-------- Input for this task --------

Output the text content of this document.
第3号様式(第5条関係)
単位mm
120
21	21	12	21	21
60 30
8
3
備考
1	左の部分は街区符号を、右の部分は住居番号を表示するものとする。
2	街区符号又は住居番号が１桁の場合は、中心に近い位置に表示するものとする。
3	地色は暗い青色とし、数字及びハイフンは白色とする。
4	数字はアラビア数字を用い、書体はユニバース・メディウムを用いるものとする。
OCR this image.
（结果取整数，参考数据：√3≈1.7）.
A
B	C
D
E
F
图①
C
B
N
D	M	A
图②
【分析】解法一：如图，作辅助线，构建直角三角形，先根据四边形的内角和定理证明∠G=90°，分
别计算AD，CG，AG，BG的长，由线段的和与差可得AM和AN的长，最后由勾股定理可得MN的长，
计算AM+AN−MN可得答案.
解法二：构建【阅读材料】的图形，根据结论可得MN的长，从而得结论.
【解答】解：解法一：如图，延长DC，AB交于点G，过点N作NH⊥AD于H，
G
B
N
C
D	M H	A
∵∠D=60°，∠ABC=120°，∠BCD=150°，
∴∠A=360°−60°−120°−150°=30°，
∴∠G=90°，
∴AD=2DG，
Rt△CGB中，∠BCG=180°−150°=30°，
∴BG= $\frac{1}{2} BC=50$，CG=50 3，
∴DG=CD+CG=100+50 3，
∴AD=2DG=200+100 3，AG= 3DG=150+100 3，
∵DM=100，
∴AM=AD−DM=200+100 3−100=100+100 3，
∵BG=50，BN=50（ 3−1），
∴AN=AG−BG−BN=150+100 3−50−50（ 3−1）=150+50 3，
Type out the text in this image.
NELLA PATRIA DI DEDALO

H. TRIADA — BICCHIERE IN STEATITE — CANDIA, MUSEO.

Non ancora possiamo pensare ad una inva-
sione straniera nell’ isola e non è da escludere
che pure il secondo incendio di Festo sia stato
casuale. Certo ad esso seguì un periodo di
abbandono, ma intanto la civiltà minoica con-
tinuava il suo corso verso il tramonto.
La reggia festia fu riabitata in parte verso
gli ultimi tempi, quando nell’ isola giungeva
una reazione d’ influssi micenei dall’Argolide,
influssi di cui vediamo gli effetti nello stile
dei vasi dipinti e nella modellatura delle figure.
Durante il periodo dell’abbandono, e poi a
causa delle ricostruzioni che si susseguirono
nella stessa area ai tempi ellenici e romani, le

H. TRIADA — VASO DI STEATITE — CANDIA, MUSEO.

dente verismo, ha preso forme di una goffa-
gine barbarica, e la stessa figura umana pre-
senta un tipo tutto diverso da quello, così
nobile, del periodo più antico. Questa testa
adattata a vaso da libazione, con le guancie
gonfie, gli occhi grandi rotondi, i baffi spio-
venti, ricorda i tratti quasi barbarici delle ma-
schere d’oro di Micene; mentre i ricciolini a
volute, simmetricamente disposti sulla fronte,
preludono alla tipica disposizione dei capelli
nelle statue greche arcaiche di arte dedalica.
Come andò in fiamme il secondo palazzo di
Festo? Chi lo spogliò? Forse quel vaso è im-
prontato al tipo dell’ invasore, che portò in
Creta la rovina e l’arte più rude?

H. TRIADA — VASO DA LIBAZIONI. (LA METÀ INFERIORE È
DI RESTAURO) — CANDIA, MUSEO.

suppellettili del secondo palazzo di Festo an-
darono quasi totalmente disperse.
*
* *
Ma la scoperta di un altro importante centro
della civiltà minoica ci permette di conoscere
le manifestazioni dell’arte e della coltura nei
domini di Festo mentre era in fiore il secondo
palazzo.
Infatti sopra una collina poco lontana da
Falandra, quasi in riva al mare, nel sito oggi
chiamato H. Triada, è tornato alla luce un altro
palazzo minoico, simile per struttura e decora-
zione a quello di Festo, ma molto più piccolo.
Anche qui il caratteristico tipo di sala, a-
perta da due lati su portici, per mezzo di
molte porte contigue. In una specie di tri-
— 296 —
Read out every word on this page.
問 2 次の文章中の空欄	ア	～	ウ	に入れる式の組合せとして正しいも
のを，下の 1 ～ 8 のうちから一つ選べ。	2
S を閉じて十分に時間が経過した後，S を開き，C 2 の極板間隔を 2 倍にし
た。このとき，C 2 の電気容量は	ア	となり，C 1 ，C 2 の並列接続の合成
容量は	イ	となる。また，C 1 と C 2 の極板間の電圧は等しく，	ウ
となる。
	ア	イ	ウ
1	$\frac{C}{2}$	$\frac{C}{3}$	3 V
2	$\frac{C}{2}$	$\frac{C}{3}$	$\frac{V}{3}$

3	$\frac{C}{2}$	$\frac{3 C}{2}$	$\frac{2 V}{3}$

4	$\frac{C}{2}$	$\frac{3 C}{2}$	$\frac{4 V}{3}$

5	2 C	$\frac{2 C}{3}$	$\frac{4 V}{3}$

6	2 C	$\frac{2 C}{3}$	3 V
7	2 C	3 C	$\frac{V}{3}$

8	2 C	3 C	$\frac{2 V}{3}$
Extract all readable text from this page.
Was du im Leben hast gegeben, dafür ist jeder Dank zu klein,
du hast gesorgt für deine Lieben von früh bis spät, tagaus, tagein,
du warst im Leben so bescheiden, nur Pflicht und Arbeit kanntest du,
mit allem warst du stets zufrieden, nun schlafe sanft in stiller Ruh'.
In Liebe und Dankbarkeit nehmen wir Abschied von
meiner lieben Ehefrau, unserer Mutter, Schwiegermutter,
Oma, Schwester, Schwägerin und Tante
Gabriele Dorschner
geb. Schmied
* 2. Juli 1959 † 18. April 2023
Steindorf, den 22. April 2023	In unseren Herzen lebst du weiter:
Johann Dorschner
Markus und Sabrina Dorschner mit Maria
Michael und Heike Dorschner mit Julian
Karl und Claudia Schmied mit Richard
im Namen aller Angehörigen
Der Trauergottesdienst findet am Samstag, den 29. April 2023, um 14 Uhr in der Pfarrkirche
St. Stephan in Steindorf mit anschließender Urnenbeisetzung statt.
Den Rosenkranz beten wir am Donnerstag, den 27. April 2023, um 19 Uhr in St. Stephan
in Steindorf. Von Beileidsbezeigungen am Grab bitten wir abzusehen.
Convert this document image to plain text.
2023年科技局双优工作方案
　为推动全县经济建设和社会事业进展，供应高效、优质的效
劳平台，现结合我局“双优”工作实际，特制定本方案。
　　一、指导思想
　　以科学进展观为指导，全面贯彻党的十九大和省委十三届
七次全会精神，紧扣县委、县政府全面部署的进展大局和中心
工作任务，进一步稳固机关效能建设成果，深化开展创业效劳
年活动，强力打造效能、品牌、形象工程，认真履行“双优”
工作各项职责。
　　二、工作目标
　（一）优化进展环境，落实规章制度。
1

--------

• _Task prompt_:
Which lines above contain the word "hast"? Copy each of them.

• _Exercise output_:
Was du im Leben hast gegeben, dafür ist jeder Dank zu klein,
du hast gesorgt für deine Lieben von früh bis spät, tagaus, tagein,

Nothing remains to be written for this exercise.